DIRECTION -
Copy out all the entries exactly.

RECORDS PROVIDED -
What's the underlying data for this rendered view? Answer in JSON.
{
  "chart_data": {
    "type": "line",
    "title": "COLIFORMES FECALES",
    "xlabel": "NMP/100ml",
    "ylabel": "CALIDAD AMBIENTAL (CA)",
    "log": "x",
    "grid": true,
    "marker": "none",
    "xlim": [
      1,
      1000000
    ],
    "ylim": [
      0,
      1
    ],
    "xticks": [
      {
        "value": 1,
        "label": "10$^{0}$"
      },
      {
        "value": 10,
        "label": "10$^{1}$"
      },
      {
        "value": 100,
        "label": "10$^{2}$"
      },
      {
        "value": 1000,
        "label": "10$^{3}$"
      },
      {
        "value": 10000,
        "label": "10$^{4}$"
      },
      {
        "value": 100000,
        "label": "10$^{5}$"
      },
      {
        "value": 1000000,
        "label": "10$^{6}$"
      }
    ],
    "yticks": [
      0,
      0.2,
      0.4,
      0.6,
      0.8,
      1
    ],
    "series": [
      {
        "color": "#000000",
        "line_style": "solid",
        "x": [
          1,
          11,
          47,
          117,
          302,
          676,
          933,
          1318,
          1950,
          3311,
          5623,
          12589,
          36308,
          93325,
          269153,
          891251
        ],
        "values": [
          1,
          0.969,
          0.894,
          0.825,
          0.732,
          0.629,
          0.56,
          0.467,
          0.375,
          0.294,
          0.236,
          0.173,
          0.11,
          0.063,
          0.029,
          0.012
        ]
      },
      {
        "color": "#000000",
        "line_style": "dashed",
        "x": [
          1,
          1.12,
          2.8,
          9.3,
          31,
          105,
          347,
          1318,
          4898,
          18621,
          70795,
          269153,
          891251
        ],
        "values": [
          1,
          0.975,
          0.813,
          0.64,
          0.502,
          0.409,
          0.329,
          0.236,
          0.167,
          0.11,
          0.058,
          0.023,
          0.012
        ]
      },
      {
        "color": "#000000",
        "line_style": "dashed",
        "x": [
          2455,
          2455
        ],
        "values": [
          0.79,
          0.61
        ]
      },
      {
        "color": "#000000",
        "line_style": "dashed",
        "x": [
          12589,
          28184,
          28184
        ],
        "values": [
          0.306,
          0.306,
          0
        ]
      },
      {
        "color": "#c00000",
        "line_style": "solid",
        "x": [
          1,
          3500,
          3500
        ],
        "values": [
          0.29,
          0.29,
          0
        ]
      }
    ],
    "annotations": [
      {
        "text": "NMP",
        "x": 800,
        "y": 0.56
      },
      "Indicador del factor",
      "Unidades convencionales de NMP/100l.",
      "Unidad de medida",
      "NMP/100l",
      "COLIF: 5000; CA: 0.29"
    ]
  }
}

SOLUTION FOR THIS TASK -
What's the underlying data for this rendered view? Answer in JSON.
{
  "chart_data": {
    "type": "line",
    "title": "COLIFORMES FECALES",
    "xlabel": "NMP/100ml",
    "ylabel": "CALIDAD AMBIENTAL (CA)",
    "log": "x",
    "grid": true,
    "marker": "none",
    "xlim": [
      1,
      1000000
    ],
    "ylim": [
      0,
      1
    ],
    "xticks": [
      {
        "value": 1,
        "label": "10$^{0}$"
      },
      {
        "value": 10,
        "label": "10$^{1}$"
      },
      {
        "value": 100,
        "label": "10$^{2}$"
      },
      {
        "value": 1000,
        "label": "10$^{3}$"
      },
      {
        "value": 10000,
        "label": "10$^{4}$"
      },
      {
        "value": 100000,
        "label": "10$^{5}$"
      },
      {
        "value": 1000000,
        "label": "10$^{6}$"
      }
    ],
    "yticks": [
      0,
      0.2,
      0.4,
      0.6,
      0.8,
      1
    ],
    "series": [
      {
        "color": "#000000",
        "line_style": "solid",
        "x": [
          1,
          11,
          47,
          117,
          302,
          676,
          933,
          1318,
          1950,
          3311,
          5623,
          12589,
          36308,
          93325,
          269153,
          891251
        ],
        "values": [
          1,
          0.969,
          0.894,
          0.825,
          0.732,
          0.629,
          0.56,
          0.467,
          0.375,
          0.294,
          0.236,
          0.173,
          0.11,
          0.063,
          0.029,
          0.012
        ]
      },
      {
        "color": "#000000",
        "line_style": "dashed",
        "x": [
          1,
          1.12,
          2.8,
          9.3,
          31,
          105,
          347,
          1318,
          4898,
          18621,
          70795,
          269153,
          891251
        ],
        "values": [
          1,
          0.975,
          0.813,
          0.64,
          0.502,
          0.409,
          0.329,
          0.236,
          0.167,
          0.11,
          0.058,
          0.023,
          0.012
        ]
      },
      {
        "color": "#000000",
        "line_style": "dashed",
        "x": [
          2455,
          2455
        ],
        "values": [
          0.79,
          0.61
        ]
      },
      {
        "color": "#000000",
        "line_style": "dashed",
        "x": [
          12589,
          28184,
          28184
        ],
        "values": [
          0.306,
          0.306,
          0
        ]
      },
      {
        "color": "#c00000",
        "line_style": "solid",
        "x": [
          1,
          3500,
          3500
        ],
        "values": [
          0.29,
          0.29,
          0
        ]
      }
    ],
    "annotations": [
      {
        "text": "NMP",
        "x": 800,
        "y": 0.56
      },
      "Indicador del factor",
      "Unidades convencionales de NMP/100l.",
      "Unidad de medida",
      "NMP/100l",
      "COLIF: 5000; CA: 0.29"
    ]
  }
}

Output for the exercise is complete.